* [Directions]: Give all the lines below again, exactly, with no pictures.

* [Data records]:
- - -

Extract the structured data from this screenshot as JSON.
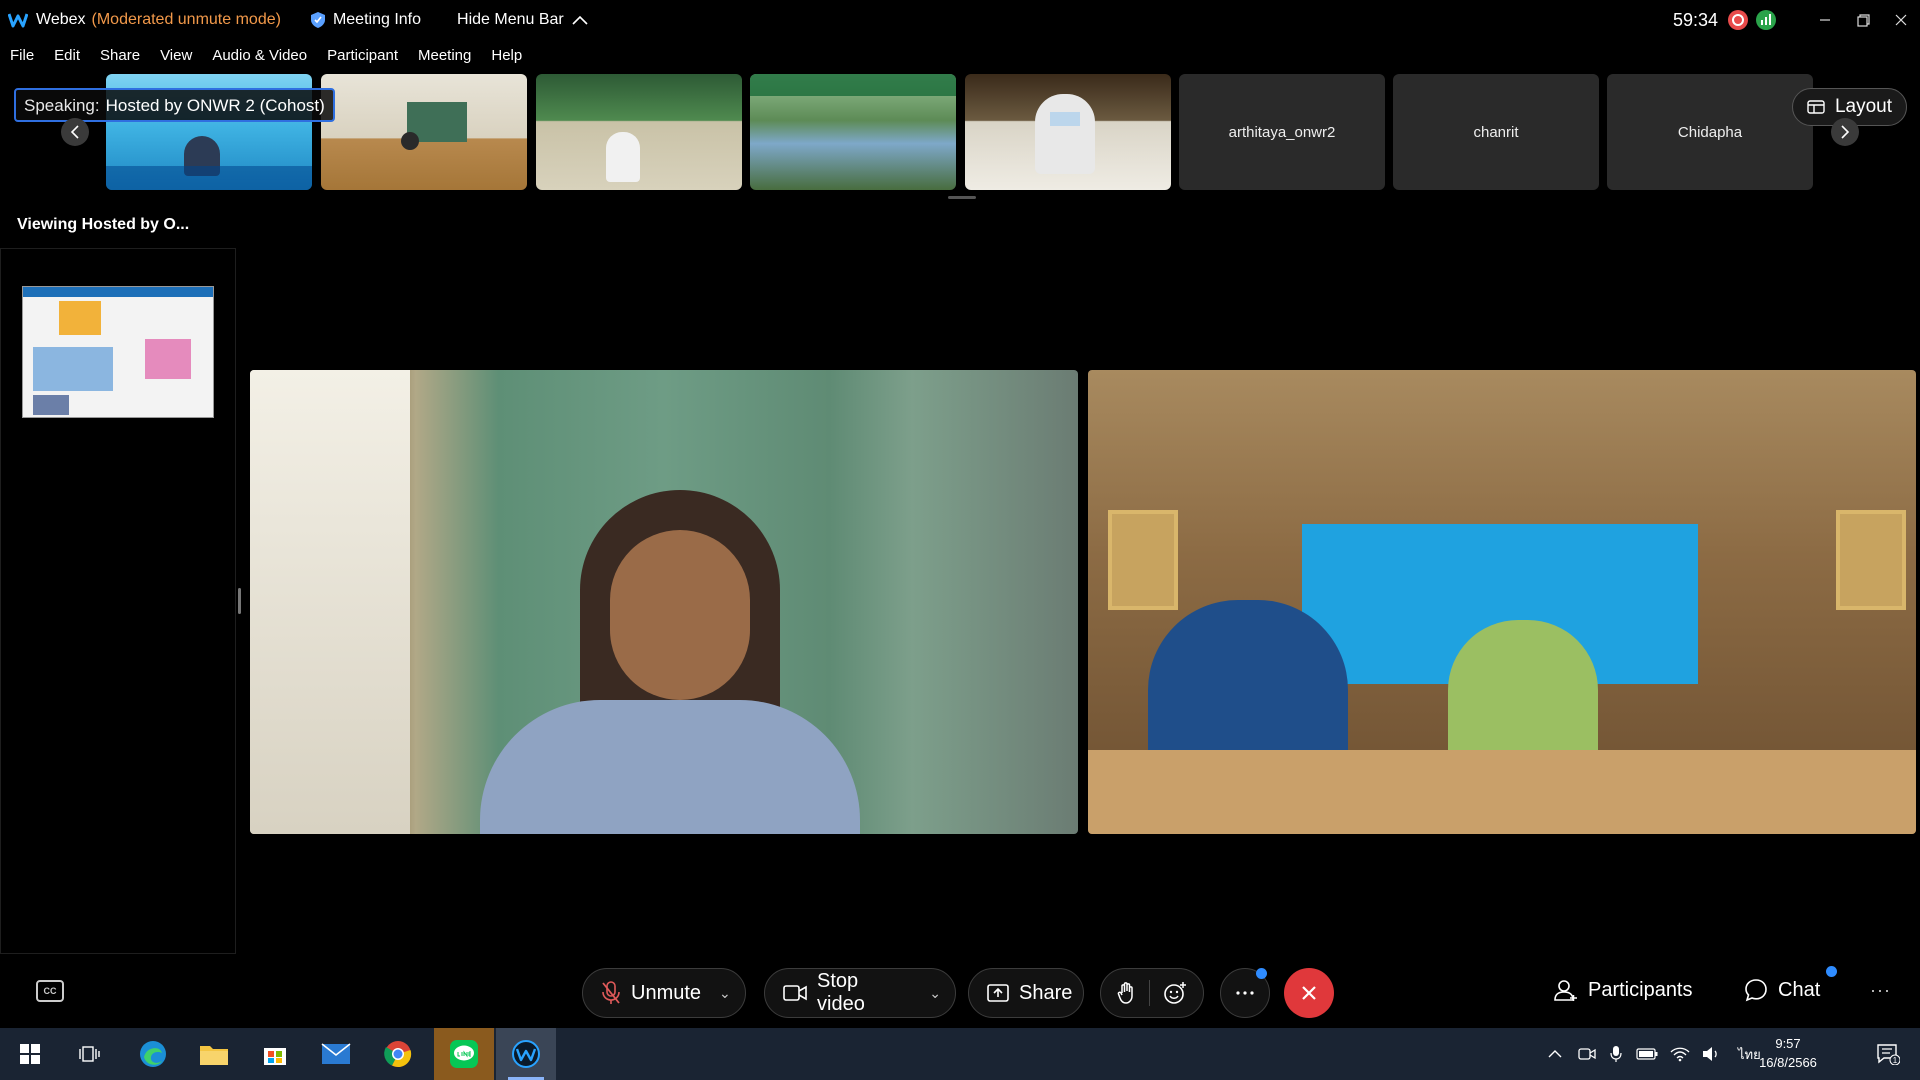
{
  "titlebar": {
    "app_name": "Webex",
    "mode": "(Moderated unmute mode)",
    "meeting_info": "Meeting Info",
    "hide_menu_bar": "Hide Menu Bar",
    "timer": "59:34",
    "colors": {
      "mode": "#f2994a",
      "recording": "#e94b4b",
      "stats": "#2aa34a"
    }
  },
  "menu": {
    "items": [
      "File",
      "Edit",
      "Share",
      "View",
      "Audio & Video",
      "Participant",
      "Meeting",
      "Help"
    ]
  },
  "strip": {
    "speaking_label": "Speaking:",
    "speaking_name": "Hosted by ONWR 2 (Cohost)",
    "name_tiles": [
      "arthitaya_onwr2",
      "chanrit",
      "Chidapha"
    ],
    "layout_label": "Layout"
  },
  "viewing_label": "Viewing Hosted by O...",
  "controls": {
    "unmute": "Unmute",
    "stop_video": "Stop video",
    "share": "Share",
    "participants": "Participants",
    "chat": "Chat",
    "cc_label": "CC",
    "end_color": "#e0383b"
  },
  "taskbar": {
    "time": "9:57",
    "date": "16/8/2566",
    "language": "ไทย",
    "notification_count": "1"
  }
}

- - -

* [Expected answer]:
Extract the structured data from this screenshot as JSON.
{
  "titlebar": {
    "app_name": "Webex",
    "mode": "(Moderated unmute mode)",
    "meeting_info": "Meeting Info",
    "hide_menu_bar": "Hide Menu Bar",
    "timer": "59:34",
    "colors": {
      "mode": "#f2994a",
      "recording": "#e94b4b",
      "stats": "#2aa34a"
    }
  },
  "menu": {
    "items": [
      "File",
      "Edit",
      "Share",
      "View",
      "Audio & Video",
      "Participant",
      "Meeting",
      "Help"
    ]
  },
  "strip": {
    "speaking_label": "Speaking:",
    "speaking_name": "Hosted by ONWR 2 (Cohost)",
    "name_tiles": [
      "arthitaya_onwr2",
      "chanrit",
      "Chidapha"
    ],
    "layout_label": "Layout"
  },
  "viewing_label": "Viewing Hosted by O...",
  "controls": {
    "unmute": "Unmute",
    "stop_video": "Stop video",
    "share": "Share",
    "participants": "Participants",
    "chat": "Chat",
    "cc_label": "CC",
    "end_color": "#e0383b"
  },
  "taskbar": {
    "time": "9:57",
    "date": "16/8/2566",
    "language": "ไทย",
    "notification_count": "1"
  }
}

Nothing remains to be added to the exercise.